* **Exercise directions**:
Search the material below for the word "JSON" and copy every line in which it occurs.

* **Data records**:

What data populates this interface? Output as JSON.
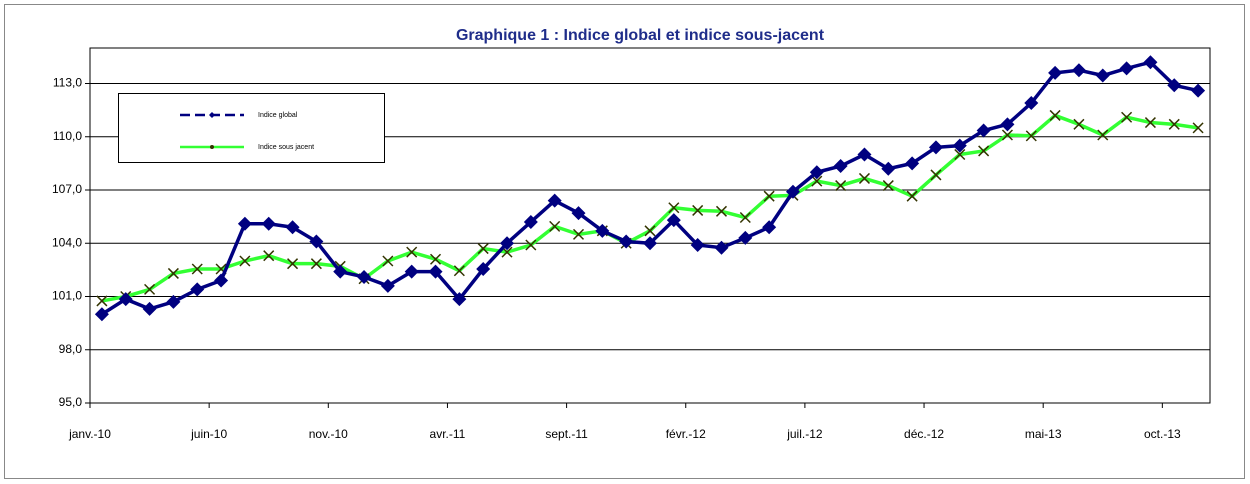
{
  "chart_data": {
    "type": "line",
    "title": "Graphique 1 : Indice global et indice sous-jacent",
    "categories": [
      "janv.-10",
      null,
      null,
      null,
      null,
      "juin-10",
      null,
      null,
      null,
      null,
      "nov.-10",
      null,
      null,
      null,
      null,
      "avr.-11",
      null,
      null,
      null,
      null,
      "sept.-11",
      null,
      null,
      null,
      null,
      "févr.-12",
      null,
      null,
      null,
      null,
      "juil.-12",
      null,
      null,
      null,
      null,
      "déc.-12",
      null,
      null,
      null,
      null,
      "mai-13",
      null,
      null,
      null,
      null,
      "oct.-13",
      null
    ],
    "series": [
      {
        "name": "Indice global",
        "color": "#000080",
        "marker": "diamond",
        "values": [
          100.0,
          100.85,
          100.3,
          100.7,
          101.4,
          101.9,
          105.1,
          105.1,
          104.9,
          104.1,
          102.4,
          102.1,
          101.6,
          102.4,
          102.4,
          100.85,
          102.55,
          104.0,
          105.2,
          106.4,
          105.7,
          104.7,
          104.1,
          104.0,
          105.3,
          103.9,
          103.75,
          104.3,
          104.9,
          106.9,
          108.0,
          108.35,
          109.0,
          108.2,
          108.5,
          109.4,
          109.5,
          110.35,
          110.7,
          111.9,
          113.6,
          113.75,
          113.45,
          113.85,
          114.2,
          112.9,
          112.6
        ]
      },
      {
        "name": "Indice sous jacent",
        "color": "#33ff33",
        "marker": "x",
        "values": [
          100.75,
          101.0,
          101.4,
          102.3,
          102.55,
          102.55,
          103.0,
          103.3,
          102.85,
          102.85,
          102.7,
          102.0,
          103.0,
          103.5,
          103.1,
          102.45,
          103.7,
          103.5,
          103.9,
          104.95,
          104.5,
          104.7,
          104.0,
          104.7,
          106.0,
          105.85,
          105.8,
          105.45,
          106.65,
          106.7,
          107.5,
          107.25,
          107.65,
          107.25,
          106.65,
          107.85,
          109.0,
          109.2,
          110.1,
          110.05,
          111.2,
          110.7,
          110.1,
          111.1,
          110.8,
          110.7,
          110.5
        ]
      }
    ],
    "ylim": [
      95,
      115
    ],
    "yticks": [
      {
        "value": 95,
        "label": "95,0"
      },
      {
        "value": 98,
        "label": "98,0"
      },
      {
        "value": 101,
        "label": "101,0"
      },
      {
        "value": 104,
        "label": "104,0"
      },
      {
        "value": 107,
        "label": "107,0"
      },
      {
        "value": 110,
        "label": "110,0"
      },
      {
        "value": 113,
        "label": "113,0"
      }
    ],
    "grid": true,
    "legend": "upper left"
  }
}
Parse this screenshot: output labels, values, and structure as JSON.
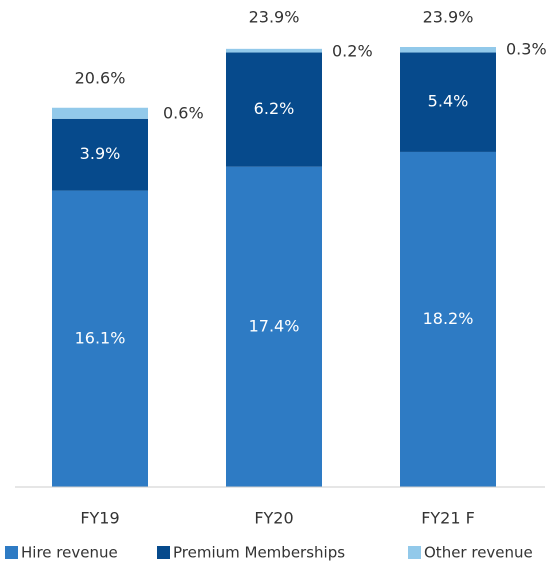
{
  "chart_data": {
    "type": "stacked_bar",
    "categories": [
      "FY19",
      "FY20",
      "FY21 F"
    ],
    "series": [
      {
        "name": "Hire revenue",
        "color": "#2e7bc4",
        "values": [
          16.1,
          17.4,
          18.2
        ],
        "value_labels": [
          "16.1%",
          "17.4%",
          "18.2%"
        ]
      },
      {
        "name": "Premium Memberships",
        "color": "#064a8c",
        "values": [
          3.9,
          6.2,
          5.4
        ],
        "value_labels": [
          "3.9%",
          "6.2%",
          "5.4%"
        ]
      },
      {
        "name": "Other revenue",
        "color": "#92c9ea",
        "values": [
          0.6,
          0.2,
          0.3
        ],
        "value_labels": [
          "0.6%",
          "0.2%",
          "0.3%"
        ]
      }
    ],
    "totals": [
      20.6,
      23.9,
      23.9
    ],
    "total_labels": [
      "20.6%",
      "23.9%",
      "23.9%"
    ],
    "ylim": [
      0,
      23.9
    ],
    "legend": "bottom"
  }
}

* **Result**:
What data populates this interface? Output as JSON.
Parse this screenshot: output labels, values, and structure as JSON.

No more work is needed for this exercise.